## DIRECTIONS
Please update the data from its first line through the line containing "subtotal-cell: 7473 <box>552" by replacing "value-cell" with "number-cell", leaving everything else unchanged.

## DATA TO USE
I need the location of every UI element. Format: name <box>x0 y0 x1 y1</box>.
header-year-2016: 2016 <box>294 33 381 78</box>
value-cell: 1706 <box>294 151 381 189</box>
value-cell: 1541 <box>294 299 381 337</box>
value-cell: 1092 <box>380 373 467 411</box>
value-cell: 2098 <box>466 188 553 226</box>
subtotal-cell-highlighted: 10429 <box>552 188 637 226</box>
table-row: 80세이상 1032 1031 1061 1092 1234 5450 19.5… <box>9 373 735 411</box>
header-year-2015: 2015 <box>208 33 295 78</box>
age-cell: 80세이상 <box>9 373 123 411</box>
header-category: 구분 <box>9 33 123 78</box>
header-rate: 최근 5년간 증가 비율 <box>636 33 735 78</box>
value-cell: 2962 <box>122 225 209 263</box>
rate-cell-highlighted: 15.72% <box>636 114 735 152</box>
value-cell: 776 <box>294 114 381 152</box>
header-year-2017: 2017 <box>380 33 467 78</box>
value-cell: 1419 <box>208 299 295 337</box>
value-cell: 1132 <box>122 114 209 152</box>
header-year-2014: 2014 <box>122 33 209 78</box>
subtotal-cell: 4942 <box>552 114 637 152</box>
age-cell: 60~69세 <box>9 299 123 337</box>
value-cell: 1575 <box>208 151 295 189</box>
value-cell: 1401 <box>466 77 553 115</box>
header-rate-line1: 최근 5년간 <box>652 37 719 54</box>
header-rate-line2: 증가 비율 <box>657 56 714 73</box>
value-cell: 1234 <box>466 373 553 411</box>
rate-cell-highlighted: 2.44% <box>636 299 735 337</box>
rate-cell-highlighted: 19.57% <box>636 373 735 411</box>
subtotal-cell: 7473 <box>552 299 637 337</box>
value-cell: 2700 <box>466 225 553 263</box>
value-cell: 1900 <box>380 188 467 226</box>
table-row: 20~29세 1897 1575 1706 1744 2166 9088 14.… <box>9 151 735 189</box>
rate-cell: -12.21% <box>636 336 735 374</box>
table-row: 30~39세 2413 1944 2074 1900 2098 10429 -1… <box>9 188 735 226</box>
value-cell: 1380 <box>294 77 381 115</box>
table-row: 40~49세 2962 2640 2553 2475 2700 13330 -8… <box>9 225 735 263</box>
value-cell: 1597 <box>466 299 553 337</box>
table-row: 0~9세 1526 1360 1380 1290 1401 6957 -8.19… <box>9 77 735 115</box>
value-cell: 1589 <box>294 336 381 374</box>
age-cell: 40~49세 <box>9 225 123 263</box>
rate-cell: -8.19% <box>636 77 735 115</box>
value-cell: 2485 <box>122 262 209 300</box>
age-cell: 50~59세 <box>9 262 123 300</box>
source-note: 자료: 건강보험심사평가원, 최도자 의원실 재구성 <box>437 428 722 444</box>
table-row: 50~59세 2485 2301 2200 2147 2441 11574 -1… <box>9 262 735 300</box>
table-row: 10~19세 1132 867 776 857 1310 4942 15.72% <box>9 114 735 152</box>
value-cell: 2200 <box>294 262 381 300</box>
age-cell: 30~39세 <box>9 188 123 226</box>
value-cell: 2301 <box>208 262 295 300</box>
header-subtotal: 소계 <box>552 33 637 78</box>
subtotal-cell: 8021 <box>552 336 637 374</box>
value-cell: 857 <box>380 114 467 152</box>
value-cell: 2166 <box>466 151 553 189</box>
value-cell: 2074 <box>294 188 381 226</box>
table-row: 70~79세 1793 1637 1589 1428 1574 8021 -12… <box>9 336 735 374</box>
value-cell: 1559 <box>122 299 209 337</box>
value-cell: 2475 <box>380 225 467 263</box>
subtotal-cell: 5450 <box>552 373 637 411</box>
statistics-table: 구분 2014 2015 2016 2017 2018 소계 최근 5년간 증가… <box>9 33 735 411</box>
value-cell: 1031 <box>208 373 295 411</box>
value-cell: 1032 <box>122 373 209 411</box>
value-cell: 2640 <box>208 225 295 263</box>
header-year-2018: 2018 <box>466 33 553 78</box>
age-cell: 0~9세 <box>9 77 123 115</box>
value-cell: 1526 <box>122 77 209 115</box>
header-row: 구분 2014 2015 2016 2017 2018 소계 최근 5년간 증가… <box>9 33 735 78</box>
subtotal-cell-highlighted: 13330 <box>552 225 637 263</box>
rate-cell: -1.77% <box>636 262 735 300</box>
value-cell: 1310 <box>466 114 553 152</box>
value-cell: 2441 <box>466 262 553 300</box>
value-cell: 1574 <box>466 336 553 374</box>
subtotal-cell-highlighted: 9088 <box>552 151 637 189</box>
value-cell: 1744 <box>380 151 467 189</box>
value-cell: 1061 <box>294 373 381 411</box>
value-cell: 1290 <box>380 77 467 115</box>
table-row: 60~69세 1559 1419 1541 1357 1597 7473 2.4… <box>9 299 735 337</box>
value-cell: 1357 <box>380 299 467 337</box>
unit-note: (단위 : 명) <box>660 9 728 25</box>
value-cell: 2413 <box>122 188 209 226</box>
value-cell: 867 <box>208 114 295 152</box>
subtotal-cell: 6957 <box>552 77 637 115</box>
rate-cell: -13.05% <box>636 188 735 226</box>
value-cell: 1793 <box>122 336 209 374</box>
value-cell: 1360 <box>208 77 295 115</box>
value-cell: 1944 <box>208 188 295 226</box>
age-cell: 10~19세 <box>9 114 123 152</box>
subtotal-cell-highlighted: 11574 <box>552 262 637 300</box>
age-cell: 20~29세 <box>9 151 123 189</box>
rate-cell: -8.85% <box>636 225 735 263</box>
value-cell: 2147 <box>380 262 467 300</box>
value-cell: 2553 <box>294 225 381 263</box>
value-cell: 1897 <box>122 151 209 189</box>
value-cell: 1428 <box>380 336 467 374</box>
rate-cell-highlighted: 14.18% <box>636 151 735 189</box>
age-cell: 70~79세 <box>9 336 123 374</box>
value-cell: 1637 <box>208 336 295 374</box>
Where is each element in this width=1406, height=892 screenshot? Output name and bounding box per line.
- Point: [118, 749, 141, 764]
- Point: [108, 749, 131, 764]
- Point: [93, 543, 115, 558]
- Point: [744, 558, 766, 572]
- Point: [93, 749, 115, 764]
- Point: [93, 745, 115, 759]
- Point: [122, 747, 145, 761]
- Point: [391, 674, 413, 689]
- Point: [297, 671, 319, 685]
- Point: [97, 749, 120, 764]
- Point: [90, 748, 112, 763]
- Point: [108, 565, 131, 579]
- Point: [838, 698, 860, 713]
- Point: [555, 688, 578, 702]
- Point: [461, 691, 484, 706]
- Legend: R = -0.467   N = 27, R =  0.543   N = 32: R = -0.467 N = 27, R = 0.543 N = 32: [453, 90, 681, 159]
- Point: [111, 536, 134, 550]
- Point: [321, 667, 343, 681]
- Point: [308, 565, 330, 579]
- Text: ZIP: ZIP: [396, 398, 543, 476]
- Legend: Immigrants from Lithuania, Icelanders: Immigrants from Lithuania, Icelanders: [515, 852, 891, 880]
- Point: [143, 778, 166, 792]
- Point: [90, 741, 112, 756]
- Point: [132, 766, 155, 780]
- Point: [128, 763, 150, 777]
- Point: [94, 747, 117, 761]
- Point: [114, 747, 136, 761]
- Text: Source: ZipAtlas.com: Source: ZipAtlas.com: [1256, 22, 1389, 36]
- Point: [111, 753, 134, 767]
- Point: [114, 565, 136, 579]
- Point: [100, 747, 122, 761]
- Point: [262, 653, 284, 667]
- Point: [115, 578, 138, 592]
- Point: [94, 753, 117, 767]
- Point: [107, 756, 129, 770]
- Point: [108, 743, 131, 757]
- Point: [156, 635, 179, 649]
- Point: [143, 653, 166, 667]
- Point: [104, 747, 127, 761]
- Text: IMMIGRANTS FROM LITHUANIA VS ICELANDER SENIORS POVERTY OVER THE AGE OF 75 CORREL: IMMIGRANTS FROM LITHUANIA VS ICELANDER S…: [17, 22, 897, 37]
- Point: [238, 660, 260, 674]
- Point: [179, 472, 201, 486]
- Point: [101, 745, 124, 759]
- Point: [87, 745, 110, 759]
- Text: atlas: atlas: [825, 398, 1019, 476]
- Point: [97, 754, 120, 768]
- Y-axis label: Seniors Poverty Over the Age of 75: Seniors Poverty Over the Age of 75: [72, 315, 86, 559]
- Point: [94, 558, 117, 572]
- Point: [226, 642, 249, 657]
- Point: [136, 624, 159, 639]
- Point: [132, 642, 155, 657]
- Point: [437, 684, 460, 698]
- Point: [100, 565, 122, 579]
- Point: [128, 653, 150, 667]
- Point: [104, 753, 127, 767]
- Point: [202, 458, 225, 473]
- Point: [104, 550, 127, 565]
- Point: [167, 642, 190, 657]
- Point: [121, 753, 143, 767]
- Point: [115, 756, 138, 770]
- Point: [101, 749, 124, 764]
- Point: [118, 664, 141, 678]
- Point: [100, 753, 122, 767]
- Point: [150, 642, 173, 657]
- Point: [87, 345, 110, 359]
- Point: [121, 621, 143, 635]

## COMPLETED TASK
I need the location of every UI element. Format: name <box>x0 y0 x1 y1</box>.
header-year-2016: 2016 <box>294 33 381 78</box>
number-cell: 1706 <box>294 151 381 189</box>
number-cell: 1541 <box>294 299 381 337</box>
number-cell: 1092 <box>380 373 467 411</box>
number-cell: 2098 <box>466 188 553 226</box>
subtotal-cell-highlighted: 10429 <box>552 188 637 226</box>
table-row: 80세이상 1032 1031 1061 1092 1234 5450 19.5… <box>9 373 735 411</box>
header-year-2015: 2015 <box>208 33 295 78</box>
age-cell: 80세이상 <box>9 373 123 411</box>
header-category: 구분 <box>9 33 123 78</box>
header-rate: 최근 5년간 증가 비율 <box>636 33 735 78</box>
number-cell: 2962 <box>122 225 209 263</box>
rate-cell-highlighted: 15.72% <box>636 114 735 152</box>
number-cell: 776 <box>294 114 381 152</box>
header-year-2017: 2017 <box>380 33 467 78</box>
number-cell: 1419 <box>208 299 295 337</box>
number-cell: 1132 <box>122 114 209 152</box>
header-year-2014: 2014 <box>122 33 209 78</box>
subtotal-cell: 4942 <box>552 114 637 152</box>
age-cell: 60~69세 <box>9 299 123 337</box>
number-cell: 1575 <box>208 151 295 189</box>
number-cell: 1401 <box>466 77 553 115</box>
header-rate-line1: 최근 5년간 <box>652 37 719 54</box>
header-rate-line2: 증가 비율 <box>657 56 714 73</box>
number-cell: 1234 <box>466 373 553 411</box>
rate-cell-highlighted: 2.44% <box>636 299 735 337</box>
rate-cell-highlighted: 19.57% <box>636 373 735 411</box>
subtotal-cell: 7473 <box>552 299 637 337</box>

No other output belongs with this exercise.